### What you should do
Output the data below as a Markdown table with the columns Nr and Line. Begin at the line that contains "List 25 of the" and stop after the line that contains "text: III- Inicio", leaving out blank lines and the pictures.

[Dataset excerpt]
— start —
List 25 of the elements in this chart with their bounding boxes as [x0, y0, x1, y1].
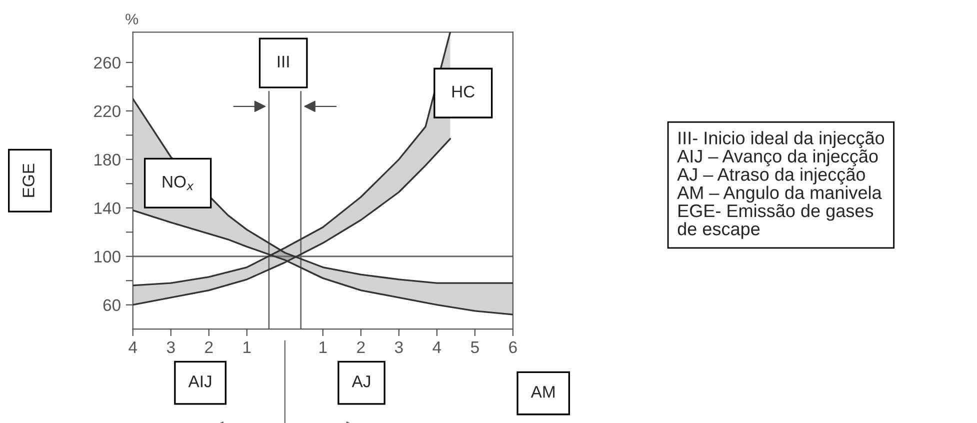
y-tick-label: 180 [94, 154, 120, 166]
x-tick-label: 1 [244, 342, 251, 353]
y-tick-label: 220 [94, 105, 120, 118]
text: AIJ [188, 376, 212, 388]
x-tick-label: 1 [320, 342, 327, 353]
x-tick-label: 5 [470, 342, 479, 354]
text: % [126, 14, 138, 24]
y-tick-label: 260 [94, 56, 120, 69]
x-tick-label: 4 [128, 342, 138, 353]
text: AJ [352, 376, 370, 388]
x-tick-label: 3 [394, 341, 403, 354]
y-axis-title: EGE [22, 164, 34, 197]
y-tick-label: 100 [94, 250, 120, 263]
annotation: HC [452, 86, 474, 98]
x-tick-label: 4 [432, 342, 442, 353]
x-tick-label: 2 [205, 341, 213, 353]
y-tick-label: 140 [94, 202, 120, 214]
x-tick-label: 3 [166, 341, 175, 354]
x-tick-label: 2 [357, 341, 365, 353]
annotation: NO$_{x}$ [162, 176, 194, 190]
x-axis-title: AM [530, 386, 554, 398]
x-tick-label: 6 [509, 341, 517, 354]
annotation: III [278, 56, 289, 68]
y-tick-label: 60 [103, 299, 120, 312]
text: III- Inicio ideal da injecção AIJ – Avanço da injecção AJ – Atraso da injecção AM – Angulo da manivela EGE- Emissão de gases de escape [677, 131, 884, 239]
— end —
— start —
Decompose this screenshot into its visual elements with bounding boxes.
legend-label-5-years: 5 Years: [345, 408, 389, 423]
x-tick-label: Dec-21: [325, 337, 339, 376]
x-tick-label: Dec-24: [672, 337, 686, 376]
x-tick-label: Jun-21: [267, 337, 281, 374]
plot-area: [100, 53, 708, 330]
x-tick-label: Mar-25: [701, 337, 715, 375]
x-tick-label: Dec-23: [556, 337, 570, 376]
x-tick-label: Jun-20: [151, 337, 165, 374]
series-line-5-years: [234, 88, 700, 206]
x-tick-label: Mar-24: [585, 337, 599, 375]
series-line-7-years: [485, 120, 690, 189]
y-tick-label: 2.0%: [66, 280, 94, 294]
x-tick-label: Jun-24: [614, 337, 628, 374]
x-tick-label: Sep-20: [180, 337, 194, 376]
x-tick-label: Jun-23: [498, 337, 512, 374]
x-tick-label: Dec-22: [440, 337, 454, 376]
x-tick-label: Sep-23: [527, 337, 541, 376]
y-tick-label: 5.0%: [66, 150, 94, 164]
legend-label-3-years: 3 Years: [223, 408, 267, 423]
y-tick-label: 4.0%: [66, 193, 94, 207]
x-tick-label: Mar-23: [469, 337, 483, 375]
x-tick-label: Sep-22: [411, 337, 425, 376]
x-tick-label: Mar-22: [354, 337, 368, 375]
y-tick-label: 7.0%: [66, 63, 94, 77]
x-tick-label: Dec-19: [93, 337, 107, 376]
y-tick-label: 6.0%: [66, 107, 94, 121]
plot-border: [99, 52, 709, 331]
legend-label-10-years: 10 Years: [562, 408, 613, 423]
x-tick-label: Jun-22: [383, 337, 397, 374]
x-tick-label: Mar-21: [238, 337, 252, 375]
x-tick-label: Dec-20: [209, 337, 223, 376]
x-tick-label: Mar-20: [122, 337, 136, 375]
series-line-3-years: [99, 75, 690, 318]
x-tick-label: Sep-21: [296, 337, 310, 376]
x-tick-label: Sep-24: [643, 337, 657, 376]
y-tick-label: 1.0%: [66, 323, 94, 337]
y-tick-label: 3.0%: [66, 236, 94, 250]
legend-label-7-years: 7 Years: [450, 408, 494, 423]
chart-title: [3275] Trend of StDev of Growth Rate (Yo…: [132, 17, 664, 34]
— end —
— start —
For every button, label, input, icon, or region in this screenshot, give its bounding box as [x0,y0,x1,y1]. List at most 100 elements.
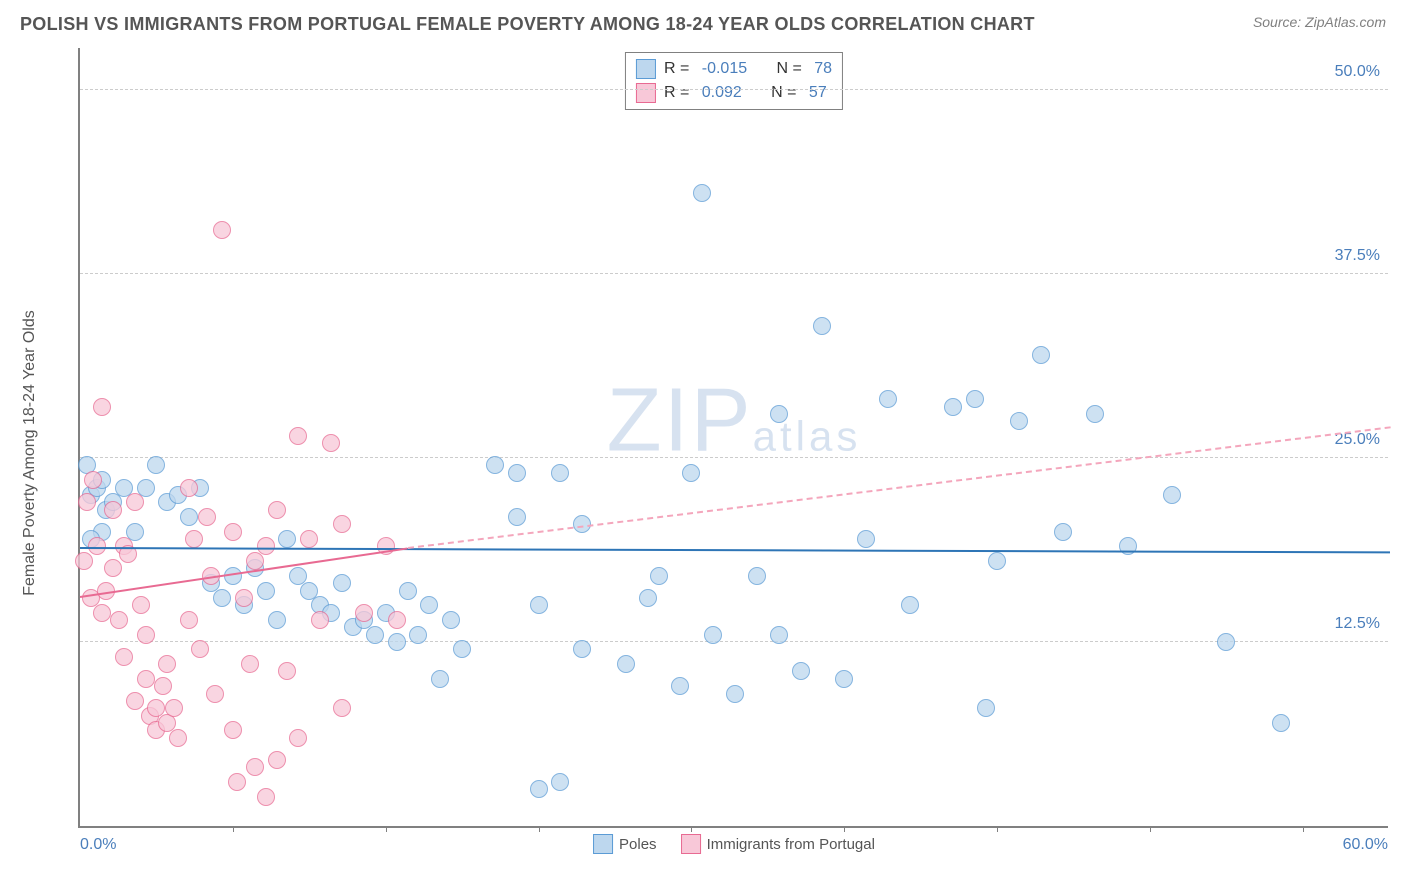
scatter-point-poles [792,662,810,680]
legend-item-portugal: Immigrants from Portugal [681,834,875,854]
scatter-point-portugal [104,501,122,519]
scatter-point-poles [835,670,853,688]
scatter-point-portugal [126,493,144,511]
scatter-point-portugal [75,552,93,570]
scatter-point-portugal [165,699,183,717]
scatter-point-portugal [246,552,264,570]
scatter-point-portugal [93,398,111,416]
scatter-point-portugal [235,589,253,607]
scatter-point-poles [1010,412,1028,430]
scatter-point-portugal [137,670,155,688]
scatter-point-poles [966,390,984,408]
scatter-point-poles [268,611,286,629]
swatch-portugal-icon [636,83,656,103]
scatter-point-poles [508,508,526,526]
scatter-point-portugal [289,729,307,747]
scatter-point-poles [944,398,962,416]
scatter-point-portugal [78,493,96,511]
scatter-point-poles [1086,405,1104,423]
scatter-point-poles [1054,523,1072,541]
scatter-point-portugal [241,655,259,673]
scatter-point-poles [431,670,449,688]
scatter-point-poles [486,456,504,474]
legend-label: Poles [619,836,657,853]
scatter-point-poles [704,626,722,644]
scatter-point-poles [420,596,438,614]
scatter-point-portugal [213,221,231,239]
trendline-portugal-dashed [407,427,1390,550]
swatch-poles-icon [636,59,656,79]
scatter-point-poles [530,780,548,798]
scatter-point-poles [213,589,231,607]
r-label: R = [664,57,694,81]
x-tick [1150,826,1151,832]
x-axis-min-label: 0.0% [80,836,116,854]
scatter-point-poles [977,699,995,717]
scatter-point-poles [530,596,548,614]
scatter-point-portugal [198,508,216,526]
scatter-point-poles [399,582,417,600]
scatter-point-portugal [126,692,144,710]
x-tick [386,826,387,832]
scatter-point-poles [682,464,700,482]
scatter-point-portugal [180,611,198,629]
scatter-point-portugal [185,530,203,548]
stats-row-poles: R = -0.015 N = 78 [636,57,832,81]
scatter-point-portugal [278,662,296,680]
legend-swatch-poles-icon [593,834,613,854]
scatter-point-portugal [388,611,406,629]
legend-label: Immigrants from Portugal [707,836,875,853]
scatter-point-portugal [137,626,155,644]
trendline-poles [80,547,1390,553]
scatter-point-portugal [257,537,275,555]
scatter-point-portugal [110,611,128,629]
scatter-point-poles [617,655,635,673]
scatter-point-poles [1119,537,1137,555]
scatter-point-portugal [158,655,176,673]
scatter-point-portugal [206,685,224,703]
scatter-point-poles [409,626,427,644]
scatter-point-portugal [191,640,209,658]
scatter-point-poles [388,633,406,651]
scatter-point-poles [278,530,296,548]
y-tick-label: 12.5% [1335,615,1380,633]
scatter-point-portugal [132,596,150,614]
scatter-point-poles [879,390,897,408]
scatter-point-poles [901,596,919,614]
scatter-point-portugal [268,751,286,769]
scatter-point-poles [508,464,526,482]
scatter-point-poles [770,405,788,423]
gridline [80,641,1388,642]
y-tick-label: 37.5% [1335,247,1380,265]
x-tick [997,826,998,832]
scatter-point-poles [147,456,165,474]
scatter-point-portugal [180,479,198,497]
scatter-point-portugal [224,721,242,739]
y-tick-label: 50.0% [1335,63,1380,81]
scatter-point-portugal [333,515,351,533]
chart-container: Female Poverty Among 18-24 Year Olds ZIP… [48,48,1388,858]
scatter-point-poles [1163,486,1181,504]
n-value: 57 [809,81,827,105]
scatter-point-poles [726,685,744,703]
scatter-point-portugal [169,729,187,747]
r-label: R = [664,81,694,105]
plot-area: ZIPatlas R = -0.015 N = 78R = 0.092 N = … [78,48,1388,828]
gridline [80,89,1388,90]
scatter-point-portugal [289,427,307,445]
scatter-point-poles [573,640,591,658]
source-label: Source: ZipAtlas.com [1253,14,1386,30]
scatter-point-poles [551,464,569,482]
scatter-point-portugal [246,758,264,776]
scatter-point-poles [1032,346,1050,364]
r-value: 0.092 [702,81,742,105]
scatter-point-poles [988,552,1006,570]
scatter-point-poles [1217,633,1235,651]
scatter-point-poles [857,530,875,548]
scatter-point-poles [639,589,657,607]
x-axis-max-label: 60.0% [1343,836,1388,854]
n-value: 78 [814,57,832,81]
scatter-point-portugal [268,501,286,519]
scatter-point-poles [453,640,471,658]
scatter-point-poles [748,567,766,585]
— end —
### Result of the task
| Nr | Line |
|---|---|
| 1 | List 25 of the elements in this chart with their bounding boxes as [x0, y0, x1, y1]. |
| 2 | y-tick-label: 180 [94, 154, 120, 166] |
| 3 | x-tick-label: 1 [244, 342, 251, 353] |
| 4 | y-tick-label: 220 [94, 105, 120, 118] |
| 5 | text: AIJ [188, 376, 212, 388] |
| 6 | x-tick-label: 1 [320, 342, 327, 353] |
| 7 | x-tick-label: 5 [470, 342, 479, 354] |
| 8 | text: % [126, 14, 138, 24] |
| 9 | y-tick-label: 260 [94, 56, 120, 69] |
| 10 | x-tick-label: 4 [128, 342, 138, 353] |
| 11 | text: AJ [352, 376, 370, 388] |
| 12 | x-tick-label: 3 [394, 341, 403, 354] |
| 13 | y-axis-title: EGE [22, 164, 34, 197] |
| 14 | y-tick-label: 100 [94, 250, 120, 263] |
| 15 | annotation: HC [452, 86, 474, 98] |
| 16 | x-tick-label: 4 [432, 342, 442, 353] |
| 17 | x-tick-label: 2 [205, 341, 213, 353] |
| 18 | y-tick-label: 140 [94, 202, 120, 214] |
| 19 | x-tick-label: 3 [166, 341, 175, 354] |
| 20 | x-tick-label: 2 [357, 341, 365, 353] |
| 21 | annotation: NO$_{x}$ [162, 176, 194, 190] |
| 22 | x-axis-title: AM [530, 386, 554, 398] |
| 23 | x-tick-label: 6 [509, 341, 517, 354] |
| 24 | annotation: III [278, 56, 289, 68] |
| 25 | y-tick-label: 60 [103, 299, 120, 312] |
| 26 | text: III- Inicio ideal da injecção AIJ – Avanço da injecção AJ – Atraso da injecção AM – Angulo da manivela EGE- Emissão de gases de escape [677, 131, 884, 239] |